#### [Provided material]
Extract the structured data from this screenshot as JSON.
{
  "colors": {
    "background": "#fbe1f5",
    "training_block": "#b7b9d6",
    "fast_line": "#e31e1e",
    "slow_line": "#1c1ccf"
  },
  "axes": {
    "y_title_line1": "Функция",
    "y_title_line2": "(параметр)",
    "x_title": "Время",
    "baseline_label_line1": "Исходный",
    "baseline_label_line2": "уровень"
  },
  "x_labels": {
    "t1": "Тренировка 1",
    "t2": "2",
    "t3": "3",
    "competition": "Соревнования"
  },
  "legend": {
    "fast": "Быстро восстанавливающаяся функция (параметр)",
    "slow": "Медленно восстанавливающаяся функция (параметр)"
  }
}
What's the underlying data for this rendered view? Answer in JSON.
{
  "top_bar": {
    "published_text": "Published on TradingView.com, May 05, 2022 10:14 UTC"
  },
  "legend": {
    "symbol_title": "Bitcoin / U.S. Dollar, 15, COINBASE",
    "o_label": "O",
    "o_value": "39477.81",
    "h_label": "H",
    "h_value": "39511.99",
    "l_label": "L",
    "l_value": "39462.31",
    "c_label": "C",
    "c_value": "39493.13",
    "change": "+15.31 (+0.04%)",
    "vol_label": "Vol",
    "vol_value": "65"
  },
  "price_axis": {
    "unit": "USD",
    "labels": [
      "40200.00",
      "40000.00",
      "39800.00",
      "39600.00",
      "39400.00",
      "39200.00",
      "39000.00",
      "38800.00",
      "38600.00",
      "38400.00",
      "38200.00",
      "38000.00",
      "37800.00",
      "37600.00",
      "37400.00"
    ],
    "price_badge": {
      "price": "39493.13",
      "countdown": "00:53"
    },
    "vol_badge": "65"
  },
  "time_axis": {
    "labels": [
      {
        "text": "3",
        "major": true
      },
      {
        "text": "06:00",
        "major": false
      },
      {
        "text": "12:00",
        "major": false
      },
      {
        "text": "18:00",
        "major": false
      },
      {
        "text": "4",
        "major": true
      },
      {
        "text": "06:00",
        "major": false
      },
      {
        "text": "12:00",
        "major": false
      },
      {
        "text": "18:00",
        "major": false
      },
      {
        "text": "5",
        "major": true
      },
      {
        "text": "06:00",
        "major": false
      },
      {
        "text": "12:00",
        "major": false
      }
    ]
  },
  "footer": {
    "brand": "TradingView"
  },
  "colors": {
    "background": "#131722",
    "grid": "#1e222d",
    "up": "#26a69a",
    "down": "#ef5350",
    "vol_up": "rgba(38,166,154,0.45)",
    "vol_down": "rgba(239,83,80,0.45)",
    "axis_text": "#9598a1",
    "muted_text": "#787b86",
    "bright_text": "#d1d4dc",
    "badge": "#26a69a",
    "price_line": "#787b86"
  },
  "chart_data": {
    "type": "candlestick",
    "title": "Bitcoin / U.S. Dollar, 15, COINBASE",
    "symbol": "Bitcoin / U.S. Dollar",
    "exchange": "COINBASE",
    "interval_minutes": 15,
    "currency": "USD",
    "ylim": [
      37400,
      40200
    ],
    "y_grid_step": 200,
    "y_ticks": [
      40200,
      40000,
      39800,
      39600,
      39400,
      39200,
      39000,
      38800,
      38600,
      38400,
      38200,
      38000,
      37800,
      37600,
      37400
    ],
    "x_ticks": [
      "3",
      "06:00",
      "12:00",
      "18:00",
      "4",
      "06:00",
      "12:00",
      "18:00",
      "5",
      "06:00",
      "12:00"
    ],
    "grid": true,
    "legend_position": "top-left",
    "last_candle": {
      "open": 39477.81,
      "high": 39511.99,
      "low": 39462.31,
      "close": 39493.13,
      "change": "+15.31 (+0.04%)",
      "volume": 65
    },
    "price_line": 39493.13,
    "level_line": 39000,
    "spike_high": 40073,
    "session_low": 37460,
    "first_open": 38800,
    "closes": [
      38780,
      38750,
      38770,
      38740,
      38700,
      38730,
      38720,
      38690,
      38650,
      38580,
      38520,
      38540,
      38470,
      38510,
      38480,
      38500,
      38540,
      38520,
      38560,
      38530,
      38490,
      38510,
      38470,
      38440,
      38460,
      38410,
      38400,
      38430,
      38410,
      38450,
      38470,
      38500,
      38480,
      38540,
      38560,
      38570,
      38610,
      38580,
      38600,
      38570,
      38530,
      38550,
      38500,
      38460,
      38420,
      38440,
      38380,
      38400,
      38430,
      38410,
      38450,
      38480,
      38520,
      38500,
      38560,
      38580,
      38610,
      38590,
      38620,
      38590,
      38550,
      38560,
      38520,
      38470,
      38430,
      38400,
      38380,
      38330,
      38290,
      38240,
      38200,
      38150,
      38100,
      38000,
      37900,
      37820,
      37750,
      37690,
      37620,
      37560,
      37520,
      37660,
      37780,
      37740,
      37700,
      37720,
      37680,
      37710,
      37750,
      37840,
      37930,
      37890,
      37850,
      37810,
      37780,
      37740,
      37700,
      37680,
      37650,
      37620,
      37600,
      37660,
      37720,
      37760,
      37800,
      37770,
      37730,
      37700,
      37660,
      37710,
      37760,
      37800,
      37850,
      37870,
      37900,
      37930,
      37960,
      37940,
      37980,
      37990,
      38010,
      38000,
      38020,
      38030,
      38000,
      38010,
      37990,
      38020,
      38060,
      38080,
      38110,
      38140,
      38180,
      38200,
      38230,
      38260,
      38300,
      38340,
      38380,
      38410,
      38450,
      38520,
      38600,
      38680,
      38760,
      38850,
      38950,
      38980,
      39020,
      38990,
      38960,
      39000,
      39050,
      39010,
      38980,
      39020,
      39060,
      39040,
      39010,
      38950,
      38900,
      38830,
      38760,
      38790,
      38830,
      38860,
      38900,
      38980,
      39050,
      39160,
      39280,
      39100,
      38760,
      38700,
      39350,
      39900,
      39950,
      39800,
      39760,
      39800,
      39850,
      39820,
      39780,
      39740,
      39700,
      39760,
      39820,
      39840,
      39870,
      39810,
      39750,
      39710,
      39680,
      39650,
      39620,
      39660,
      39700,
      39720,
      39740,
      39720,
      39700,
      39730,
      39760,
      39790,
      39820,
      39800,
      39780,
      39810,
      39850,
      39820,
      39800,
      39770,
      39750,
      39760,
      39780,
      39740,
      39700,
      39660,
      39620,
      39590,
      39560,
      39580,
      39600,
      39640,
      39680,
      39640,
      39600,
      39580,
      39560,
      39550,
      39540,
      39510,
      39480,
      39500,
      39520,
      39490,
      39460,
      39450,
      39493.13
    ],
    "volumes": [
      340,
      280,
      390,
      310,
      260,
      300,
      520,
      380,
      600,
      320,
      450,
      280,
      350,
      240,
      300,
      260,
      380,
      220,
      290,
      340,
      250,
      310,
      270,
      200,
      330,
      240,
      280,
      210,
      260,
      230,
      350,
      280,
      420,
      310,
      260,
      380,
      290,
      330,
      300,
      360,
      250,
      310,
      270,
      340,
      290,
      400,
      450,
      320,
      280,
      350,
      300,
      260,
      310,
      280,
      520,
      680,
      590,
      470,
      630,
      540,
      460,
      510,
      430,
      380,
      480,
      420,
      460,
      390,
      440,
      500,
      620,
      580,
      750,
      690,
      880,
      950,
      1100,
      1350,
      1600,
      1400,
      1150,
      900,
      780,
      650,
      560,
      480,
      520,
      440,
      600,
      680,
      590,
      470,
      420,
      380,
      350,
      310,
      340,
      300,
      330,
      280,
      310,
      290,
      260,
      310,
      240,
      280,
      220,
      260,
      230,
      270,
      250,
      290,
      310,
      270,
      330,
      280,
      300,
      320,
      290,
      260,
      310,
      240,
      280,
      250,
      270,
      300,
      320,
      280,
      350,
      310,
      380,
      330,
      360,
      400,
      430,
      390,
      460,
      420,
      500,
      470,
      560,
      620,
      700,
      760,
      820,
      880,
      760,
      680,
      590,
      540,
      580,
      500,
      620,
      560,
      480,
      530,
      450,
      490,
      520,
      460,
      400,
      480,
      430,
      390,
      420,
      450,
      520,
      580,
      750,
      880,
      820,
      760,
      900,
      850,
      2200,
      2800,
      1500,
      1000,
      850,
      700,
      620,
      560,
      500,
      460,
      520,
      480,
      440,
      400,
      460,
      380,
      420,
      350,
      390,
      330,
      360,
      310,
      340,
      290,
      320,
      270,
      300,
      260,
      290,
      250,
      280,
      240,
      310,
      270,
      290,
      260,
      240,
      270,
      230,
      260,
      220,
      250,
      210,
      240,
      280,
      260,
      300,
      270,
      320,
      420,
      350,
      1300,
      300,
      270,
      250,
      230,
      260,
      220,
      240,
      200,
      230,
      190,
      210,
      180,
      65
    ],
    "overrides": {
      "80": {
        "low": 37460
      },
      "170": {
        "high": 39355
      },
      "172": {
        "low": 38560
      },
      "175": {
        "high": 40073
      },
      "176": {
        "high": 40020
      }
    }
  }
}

#### [Task directions]
Copy out every line in the listing where the word "TradingView" appears.

#### [Reply]
    "published_text": "Published on TradingView.com, May 05, 2022 10:14 UTC"
    "brand": "TradingView"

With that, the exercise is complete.